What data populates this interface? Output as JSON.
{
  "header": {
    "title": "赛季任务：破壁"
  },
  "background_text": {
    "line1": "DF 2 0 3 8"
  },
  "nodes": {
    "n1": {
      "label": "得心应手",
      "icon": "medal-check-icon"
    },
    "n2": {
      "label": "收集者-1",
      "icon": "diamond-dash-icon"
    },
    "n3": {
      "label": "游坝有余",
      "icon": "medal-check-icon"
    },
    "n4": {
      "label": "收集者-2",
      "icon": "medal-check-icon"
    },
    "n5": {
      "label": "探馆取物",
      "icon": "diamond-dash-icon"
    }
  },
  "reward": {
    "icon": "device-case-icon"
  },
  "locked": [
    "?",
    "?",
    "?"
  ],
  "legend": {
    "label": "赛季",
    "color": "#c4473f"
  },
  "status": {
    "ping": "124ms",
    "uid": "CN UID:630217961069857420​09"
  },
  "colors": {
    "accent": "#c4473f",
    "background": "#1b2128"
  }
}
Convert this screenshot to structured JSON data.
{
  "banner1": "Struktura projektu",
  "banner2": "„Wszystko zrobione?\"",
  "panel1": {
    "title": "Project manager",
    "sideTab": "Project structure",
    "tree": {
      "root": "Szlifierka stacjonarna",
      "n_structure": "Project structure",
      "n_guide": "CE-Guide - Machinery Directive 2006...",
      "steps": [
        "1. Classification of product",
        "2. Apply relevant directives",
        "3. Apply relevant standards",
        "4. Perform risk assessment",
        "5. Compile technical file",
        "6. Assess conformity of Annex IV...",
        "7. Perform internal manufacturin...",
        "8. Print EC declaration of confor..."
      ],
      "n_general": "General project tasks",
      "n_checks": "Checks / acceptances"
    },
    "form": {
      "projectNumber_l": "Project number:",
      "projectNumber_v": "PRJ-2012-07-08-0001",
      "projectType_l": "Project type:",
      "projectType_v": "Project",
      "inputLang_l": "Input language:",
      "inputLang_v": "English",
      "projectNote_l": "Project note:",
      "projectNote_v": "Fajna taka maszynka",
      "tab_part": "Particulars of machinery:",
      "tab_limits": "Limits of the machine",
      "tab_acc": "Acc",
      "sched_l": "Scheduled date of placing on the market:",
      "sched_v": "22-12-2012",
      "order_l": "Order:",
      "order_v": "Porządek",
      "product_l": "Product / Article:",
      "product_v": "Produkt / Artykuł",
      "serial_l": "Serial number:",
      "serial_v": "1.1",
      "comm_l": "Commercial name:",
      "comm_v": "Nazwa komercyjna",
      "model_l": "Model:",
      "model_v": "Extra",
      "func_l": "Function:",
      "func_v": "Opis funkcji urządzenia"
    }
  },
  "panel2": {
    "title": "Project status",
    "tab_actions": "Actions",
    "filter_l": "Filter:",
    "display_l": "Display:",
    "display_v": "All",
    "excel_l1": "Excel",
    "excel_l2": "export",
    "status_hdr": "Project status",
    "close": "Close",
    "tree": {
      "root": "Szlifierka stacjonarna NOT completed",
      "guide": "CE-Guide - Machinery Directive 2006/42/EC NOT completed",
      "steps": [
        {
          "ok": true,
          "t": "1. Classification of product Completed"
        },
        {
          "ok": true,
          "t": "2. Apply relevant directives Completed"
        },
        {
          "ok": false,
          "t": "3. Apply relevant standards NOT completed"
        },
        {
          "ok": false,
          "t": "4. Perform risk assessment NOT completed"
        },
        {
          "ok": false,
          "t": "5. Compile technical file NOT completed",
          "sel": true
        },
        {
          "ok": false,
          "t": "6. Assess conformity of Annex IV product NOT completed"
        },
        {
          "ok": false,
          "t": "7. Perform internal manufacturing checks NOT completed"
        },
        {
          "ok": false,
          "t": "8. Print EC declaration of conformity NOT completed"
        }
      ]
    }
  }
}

|---|

EXERCISE →
Look through the entries above; copy each line where the string "JSON" appears.

RESULT OF THE TASK →
What data populates this interface? Output as JSON.
Convert this screenshot to structured JSON data.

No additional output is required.